— start of Data for this task —
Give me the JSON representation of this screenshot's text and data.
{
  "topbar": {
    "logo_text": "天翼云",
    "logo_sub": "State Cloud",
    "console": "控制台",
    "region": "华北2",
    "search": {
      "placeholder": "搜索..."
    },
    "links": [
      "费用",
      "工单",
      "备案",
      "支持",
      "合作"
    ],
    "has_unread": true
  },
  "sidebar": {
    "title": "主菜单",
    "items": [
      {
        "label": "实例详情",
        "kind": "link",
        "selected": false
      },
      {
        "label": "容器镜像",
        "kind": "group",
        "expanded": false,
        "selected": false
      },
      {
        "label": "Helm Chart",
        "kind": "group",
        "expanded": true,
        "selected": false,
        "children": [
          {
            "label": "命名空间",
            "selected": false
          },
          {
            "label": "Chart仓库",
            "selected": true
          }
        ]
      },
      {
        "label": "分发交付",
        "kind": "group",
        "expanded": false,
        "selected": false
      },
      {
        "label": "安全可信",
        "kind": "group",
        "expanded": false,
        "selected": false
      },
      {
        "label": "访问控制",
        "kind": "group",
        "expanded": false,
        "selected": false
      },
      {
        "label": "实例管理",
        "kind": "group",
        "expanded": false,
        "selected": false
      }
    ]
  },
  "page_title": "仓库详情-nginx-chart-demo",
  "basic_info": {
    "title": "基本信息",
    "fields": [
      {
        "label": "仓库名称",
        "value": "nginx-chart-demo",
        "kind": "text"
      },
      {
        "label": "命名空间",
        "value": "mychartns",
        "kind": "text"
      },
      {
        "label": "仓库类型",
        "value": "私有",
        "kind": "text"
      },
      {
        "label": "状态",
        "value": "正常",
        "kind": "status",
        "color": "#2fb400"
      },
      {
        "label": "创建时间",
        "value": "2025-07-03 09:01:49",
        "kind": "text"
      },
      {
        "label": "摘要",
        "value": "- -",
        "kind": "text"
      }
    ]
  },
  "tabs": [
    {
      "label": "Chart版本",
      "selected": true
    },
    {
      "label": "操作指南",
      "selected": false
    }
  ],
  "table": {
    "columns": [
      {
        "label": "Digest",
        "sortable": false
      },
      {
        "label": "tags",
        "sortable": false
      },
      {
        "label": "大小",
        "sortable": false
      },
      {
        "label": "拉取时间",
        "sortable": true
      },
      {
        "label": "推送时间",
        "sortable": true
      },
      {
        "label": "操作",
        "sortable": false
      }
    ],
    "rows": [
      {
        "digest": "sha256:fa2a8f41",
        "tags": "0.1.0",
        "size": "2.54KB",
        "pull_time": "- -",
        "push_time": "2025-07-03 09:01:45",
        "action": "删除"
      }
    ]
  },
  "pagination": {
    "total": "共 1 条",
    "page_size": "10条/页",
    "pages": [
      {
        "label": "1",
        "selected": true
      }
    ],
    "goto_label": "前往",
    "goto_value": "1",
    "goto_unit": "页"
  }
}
— end of Data for this task —
— start of Data for this task —
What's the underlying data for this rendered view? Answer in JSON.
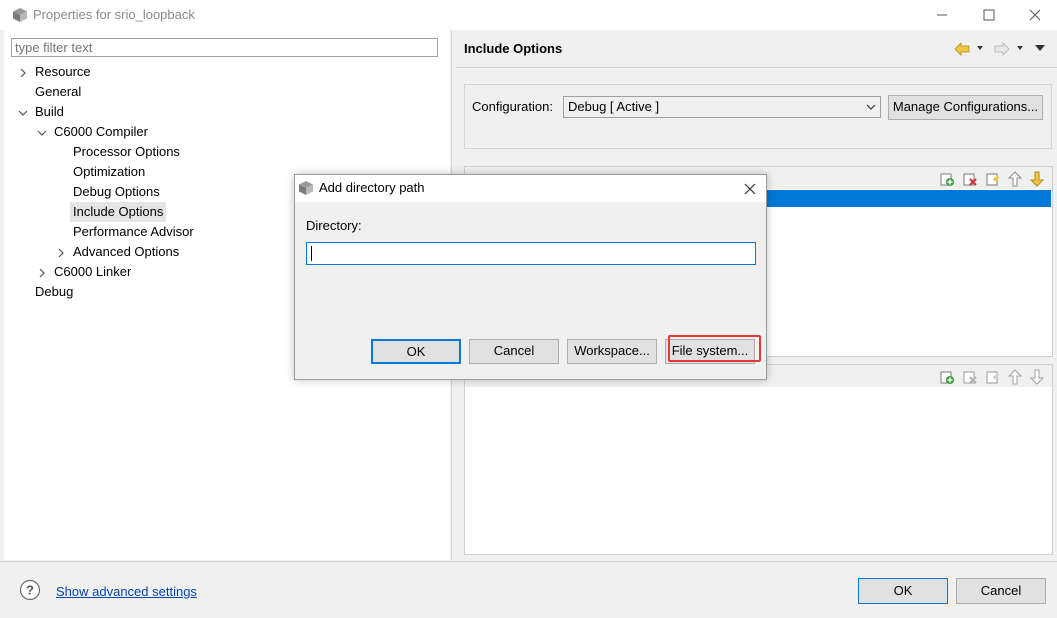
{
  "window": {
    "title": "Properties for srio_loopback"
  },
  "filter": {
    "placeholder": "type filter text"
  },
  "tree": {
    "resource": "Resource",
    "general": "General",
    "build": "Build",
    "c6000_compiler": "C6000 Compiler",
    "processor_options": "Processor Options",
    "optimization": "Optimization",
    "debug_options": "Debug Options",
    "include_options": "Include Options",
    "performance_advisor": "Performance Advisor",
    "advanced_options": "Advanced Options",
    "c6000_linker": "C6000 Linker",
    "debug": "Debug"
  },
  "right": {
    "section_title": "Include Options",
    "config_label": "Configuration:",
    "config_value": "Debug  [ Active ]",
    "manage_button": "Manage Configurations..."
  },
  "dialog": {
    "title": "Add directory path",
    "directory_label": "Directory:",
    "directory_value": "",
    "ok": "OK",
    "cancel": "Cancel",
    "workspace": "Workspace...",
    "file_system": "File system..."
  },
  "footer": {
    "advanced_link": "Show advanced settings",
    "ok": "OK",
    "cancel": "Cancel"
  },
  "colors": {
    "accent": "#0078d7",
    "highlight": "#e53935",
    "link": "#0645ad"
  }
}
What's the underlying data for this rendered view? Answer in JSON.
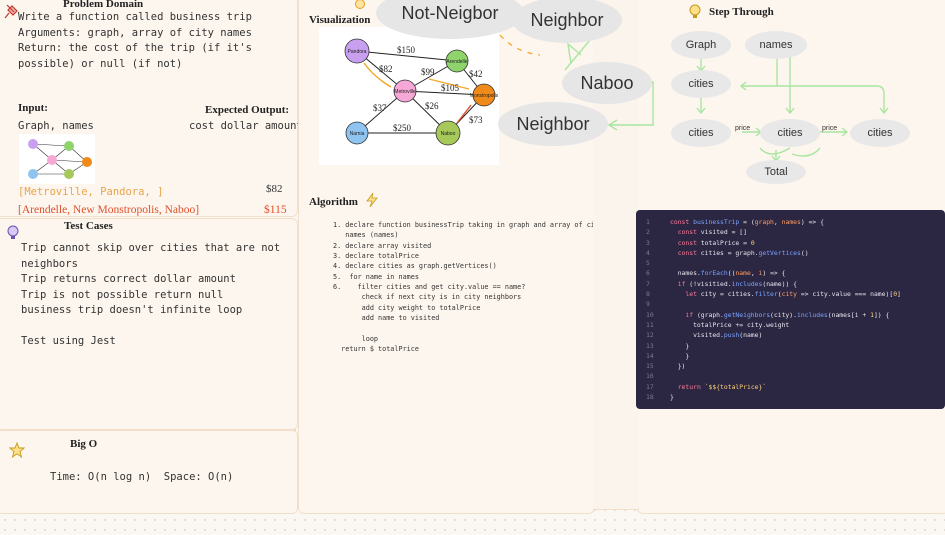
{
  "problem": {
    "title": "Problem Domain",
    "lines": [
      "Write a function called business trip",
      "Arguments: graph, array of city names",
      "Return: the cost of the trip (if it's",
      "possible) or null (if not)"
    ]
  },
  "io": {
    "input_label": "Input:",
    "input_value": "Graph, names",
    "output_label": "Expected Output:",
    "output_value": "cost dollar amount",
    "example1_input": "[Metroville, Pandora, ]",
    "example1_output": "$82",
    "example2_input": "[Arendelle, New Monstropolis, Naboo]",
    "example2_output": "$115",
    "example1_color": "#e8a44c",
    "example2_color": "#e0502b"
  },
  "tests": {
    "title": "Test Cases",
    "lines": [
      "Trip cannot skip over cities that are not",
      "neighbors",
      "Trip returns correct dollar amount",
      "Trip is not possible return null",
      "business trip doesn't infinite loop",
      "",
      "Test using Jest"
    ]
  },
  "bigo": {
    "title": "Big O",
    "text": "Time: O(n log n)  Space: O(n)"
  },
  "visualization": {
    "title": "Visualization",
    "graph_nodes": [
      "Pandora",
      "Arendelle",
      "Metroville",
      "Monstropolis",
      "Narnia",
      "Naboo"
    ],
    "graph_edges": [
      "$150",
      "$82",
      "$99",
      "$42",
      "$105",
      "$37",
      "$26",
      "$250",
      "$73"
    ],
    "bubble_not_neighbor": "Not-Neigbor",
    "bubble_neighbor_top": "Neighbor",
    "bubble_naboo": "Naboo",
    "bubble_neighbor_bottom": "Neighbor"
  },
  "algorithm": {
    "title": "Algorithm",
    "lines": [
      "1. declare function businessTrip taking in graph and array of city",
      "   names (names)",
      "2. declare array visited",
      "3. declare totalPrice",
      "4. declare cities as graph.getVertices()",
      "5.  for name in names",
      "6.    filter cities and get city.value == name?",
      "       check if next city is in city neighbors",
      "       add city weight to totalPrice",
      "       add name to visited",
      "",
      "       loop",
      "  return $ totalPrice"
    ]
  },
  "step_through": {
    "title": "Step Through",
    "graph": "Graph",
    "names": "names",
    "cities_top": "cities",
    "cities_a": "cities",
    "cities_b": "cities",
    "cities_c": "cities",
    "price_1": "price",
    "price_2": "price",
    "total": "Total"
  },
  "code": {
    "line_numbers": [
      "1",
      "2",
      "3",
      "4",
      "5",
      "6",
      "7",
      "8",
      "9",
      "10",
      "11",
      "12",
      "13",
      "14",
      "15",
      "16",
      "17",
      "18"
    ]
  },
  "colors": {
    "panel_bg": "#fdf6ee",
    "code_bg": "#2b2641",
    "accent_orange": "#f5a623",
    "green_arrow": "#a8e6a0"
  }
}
— end of Data for this task —
Pick out each line above that includes "Naboo" and show it.

    "example2_input": "[Arendelle, New Monstropolis, Naboo]",
      "Naboo"
    "bubble_naboo": "Naboo",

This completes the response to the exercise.